• [SHORT EXERCISE]
Omit the images, then print each record below exactly as it reads.

(Data records)
————————

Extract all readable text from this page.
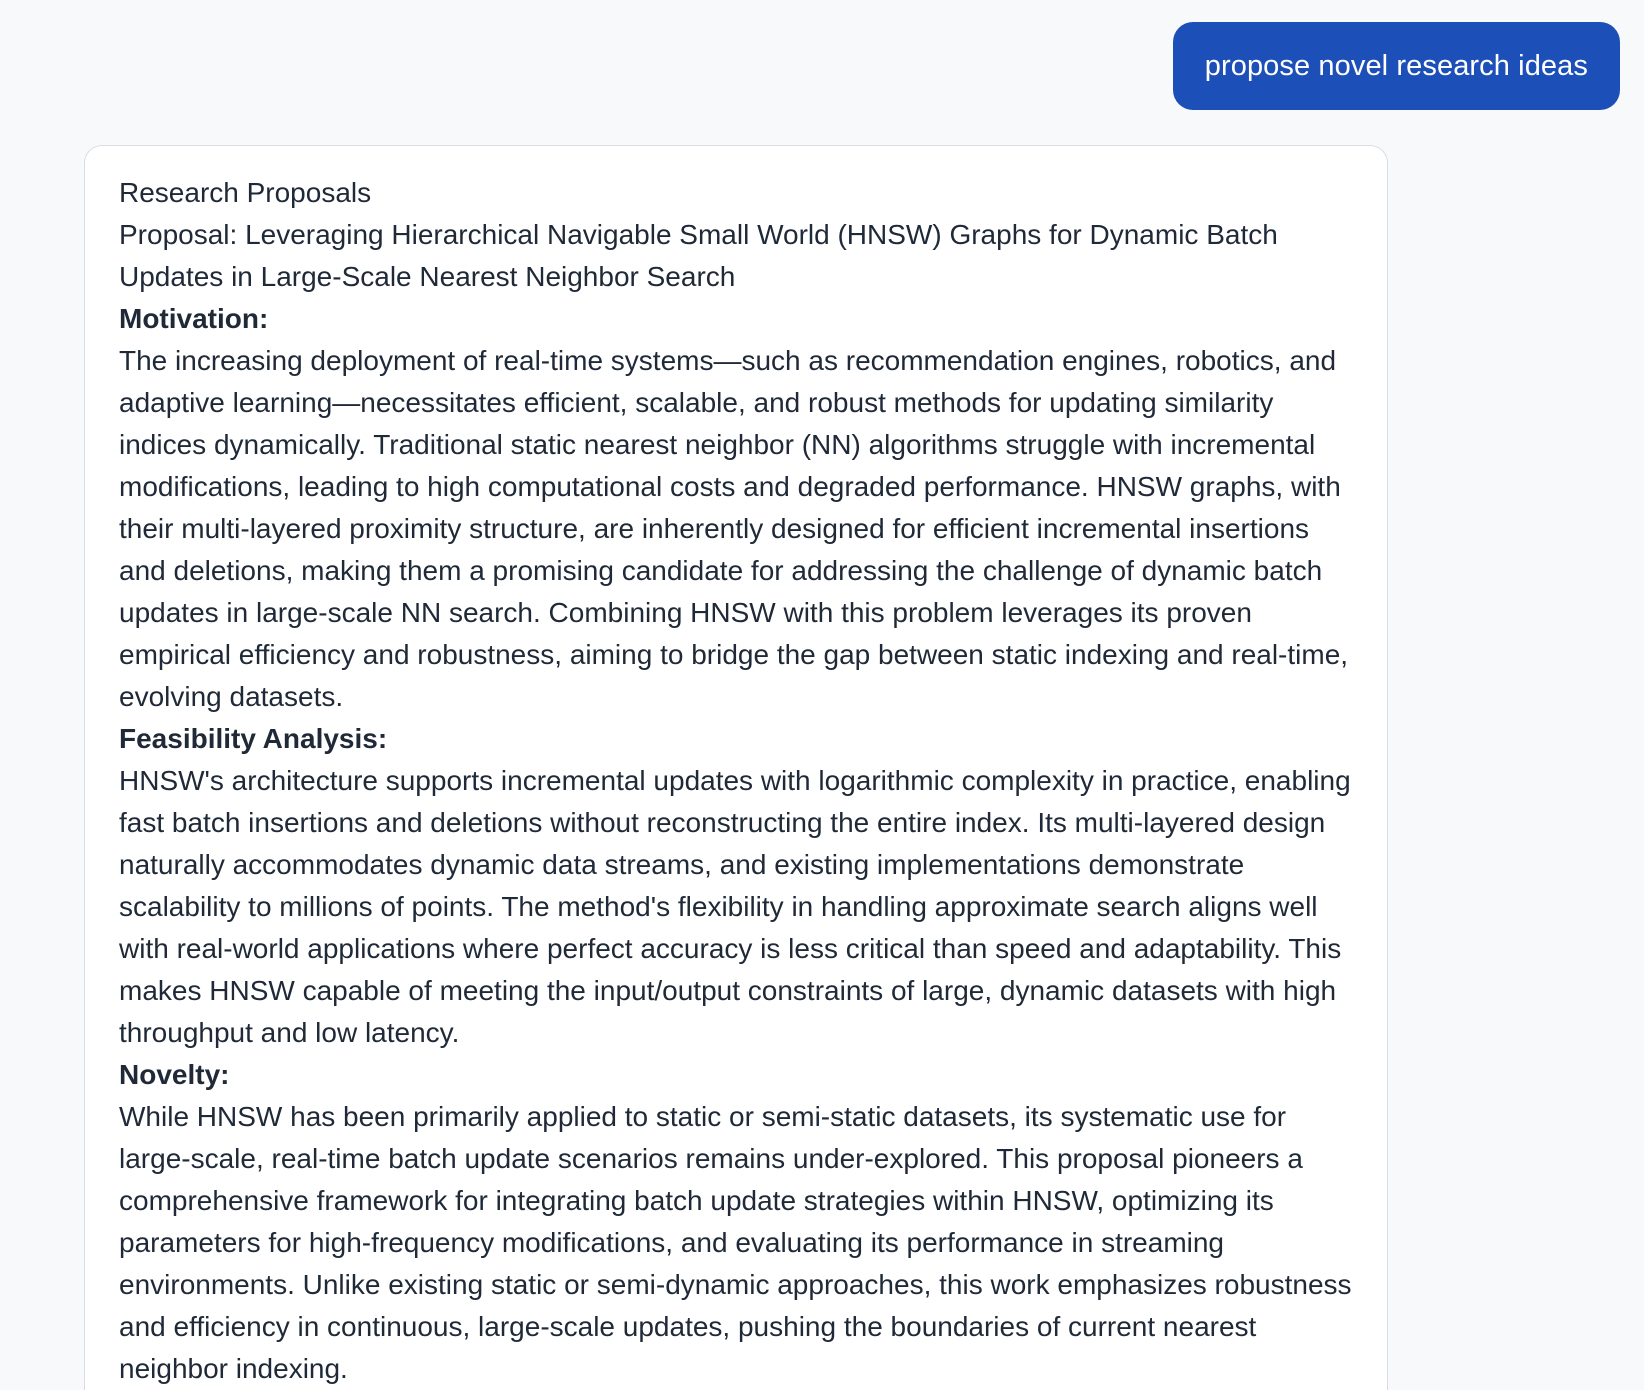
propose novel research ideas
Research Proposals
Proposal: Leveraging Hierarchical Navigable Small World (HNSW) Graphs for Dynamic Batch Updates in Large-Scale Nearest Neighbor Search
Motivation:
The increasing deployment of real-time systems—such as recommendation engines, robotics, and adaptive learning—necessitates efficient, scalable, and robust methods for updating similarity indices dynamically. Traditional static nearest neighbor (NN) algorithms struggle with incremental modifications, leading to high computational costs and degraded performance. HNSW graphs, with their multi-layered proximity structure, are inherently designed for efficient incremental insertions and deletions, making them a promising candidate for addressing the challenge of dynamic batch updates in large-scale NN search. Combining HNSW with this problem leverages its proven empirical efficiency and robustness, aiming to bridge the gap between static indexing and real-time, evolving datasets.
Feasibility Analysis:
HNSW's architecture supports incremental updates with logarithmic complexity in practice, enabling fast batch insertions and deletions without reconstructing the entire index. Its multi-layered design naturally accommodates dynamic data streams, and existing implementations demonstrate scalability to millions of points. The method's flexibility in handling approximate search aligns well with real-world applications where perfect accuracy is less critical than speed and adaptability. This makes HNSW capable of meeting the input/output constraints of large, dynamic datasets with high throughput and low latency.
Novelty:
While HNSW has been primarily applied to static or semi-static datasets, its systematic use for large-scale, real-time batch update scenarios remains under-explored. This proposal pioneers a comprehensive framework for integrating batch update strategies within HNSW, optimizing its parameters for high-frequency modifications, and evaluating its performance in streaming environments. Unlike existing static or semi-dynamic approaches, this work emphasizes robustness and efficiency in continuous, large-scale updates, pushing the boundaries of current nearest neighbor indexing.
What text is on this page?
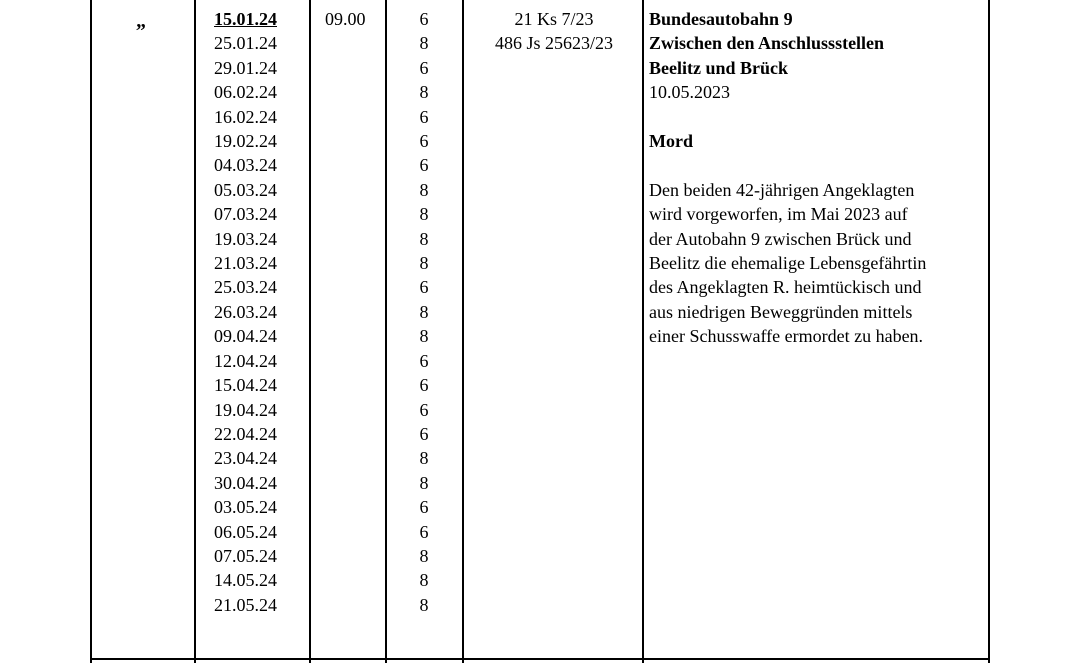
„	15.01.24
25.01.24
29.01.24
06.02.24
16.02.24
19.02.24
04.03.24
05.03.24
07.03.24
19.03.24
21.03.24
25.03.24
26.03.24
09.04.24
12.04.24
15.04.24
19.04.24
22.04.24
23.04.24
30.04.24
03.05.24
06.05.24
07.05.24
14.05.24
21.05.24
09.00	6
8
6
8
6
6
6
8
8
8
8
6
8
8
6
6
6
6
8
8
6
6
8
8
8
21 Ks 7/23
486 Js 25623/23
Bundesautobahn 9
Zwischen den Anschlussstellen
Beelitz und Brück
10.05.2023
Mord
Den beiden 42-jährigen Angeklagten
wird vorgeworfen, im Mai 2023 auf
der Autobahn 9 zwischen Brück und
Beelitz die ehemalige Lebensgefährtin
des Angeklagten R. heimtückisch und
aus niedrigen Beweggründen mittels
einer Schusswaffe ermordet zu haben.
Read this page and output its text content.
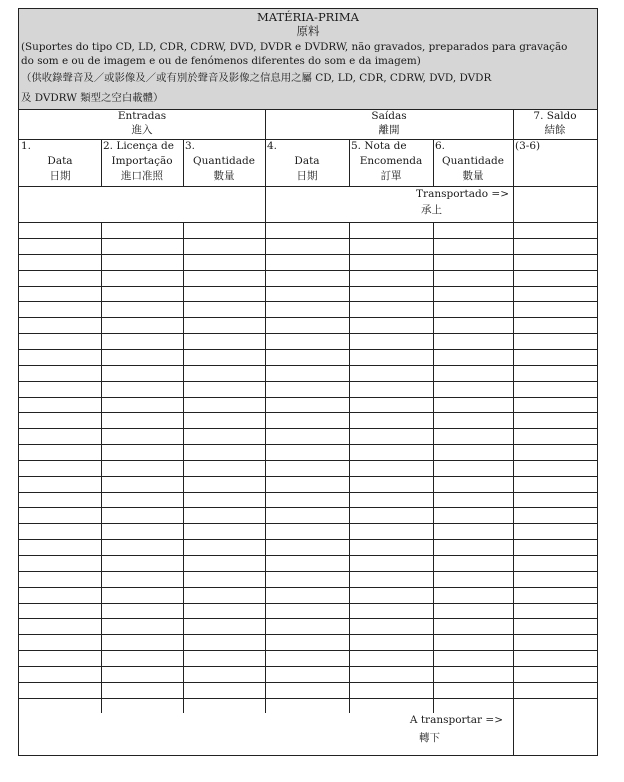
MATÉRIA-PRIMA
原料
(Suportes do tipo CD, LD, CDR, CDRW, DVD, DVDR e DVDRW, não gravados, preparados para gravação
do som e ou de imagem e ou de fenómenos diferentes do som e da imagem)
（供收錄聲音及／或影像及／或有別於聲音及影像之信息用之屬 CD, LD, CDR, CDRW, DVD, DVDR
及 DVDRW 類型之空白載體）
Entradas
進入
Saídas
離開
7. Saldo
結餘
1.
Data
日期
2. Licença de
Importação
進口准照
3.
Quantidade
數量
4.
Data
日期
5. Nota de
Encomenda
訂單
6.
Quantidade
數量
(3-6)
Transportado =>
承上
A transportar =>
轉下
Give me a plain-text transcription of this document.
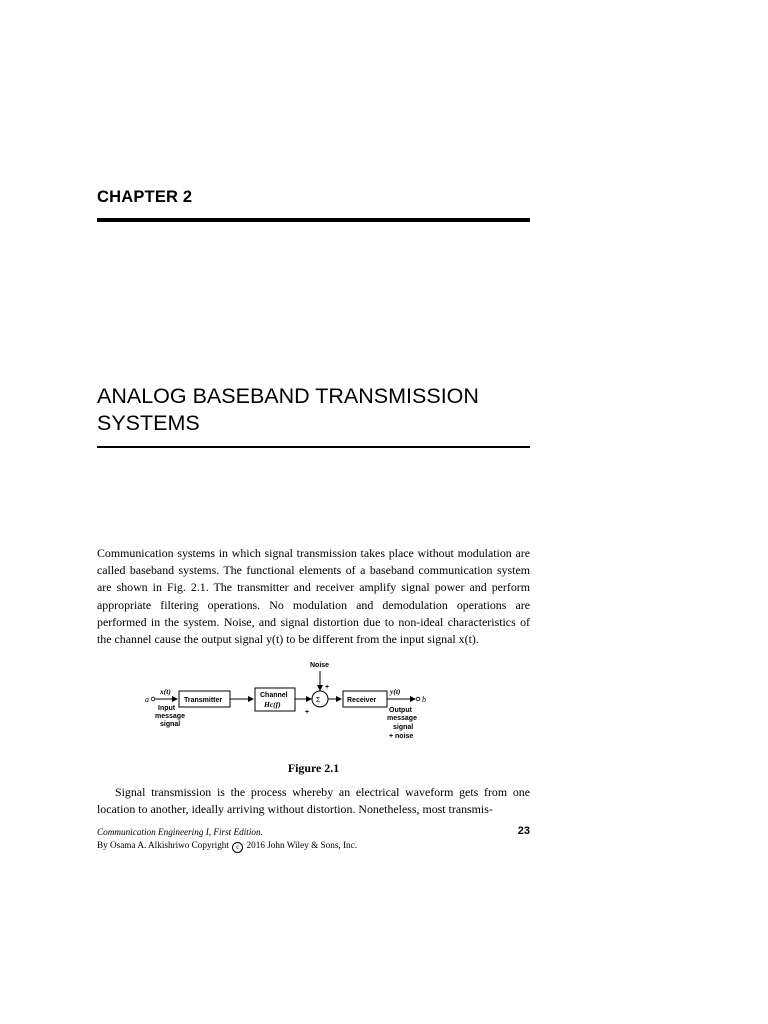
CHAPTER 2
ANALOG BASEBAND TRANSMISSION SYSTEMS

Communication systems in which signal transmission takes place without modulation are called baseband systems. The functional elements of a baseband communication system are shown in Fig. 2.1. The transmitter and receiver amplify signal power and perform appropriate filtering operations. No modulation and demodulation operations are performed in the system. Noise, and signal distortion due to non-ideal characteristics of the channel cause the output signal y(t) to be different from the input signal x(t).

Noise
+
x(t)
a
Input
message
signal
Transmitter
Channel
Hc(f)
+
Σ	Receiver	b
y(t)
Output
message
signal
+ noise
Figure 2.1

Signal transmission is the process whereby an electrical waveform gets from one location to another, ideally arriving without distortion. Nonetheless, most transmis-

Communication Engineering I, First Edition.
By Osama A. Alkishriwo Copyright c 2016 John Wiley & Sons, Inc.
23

————————

• [ANSWER]
Extract all readable text from this page.
propose novel research ideas
Research Proposals
Proposal: Leveraging Hierarchical Navigable Small World (HNSW) Graphs for Dynamic Batch Updates in Large-Scale Nearest Neighbor Search
Motivation:
The increasing deployment of real-time systems—such as recommendation engines, robotics, and adaptive learning—necessitates efficient, scalable, and robust methods for updating similarity indices dynamically. Traditional static nearest neighbor (NN) algorithms struggle with incremental modifications, leading to high computational costs and degraded performance. HNSW graphs, with their multi-layered proximity structure, are inherently designed for efficient incremental insertions and deletions, making them a promising candidate for addressing the challenge of dynamic batch updates in large-scale NN search. Combining HNSW with this problem leverages its proven empirical efficiency and robustness, aiming to bridge the gap between static indexing and real-time, evolving datasets.
Feasibility Analysis:
HNSW's architecture supports incremental updates with logarithmic complexity in practice, enabling fast batch insertions and deletions without reconstructing the entire index. Its multi-layered design naturally accommodates dynamic data streams, and existing implementations demonstrate scalability to millions of points. The method's flexibility in handling approximate search aligns well with real-world applications where perfect accuracy is less critical than speed and adaptability. This makes HNSW capable of meeting the input/output constraints of large, dynamic datasets with high throughput and low latency.
Novelty:
While HNSW has been primarily applied to static or semi-static datasets, its systematic use for large-scale, real-time batch update scenarios remains under-explored. This proposal pioneers a comprehensive framework for integrating batch update strategies within HNSW, optimizing its parameters for high-frequency modifications, and evaluating its performance in streaming environments. Unlike existing static or semi-dynamic approaches, this work emphasizes robustness and efficiency in continuous, large-scale updates, pushing the boundaries of current nearest neighbor indexing.
What text is on this page?
„	15.01.24
25.01.24
29.01.24
06.02.24
16.02.24
19.02.24
04.03.24
05.03.24
07.03.24
19.03.24
21.03.24
25.03.24
26.03.24
09.04.24
12.04.24
15.04.24
19.04.24
22.04.24
23.04.24
30.04.24
03.05.24
06.05.24
07.05.24
14.05.24
21.05.24
09.00	6
8
6
8
6
6
6
8
8
8
8
6
8
8
6
6
6
6
8
8
6
6
8
8
8
21 Ks 7/23
486 Js 25623/23
Bundesautobahn 9
Zwischen den Anschlussstellen
Beelitz und Brück
10.05.2023
Mord
Den beiden 42-jährigen Angeklagten
wird vorgeworfen, im Mai 2023 auf
der Autobahn 9 zwischen Brück und
Beelitz die ehemalige Lebensgefährtin
des Angeklagten R. heimtückisch und
aus niedrigen Beweggründen mittels
einer Schusswaffe ermordet zu haben.
Read this page and output its text content.
MATÉRIA-PRIMA
原料
(Suportes do tipo CD, LD, CDR, CDRW, DVD, DVDR e DVDRW, não gravados, preparados para gravação
do som e ou de imagem e ou de fenómenos diferentes do som e da imagem)
（供收錄聲音及／或影像及／或有別於聲音及影像之信息用之屬 CD, LD, CDR, CDRW, DVD, DVDR
及 DVDRW 類型之空白載體）
Entradas
進入
Saídas
離開
7. Saldo
結餘
1.
Data
日期
2. Licença de
Importação
進口准照
3.
Quantidade
數量
4.
Data
日期
5. Nota de
Encomenda
訂單
6.
Quantidade
數量
(3-6)
Transportado =>
承上
A transportar =>
轉下
Give me a plain-text transcription of this document.
CHAPTER 2
ANALOG BASEBAND TRANSMISSION SYSTEMS

Communication systems in which signal transmission takes place without modulation are called baseband systems. The functional elements of a baseband communication system are shown in Fig. 2.1. The transmitter and receiver amplify signal power and perform appropriate filtering operations. No modulation and demodulation operations are performed in the system. Noise, and signal distortion due to non-ideal characteristics of the channel cause the output signal y(t) to be different from the input signal x(t).

Noise
+
x(t)
a
Input
message
signal
Transmitter
Channel
Hc(f)
+
Σ	Receiver	b
y(t)
Output
message
signal
+ noise
Figure 2.1

Signal transmission is the process whereby an electrical waveform gets from one location to another, ideally arriving without distortion. Nonetheless, most transmis-

Communication Engineering I, First Edition.
By Osama A. Alkishriwo Copyright c 2016 John Wiley & Sons, Inc.
23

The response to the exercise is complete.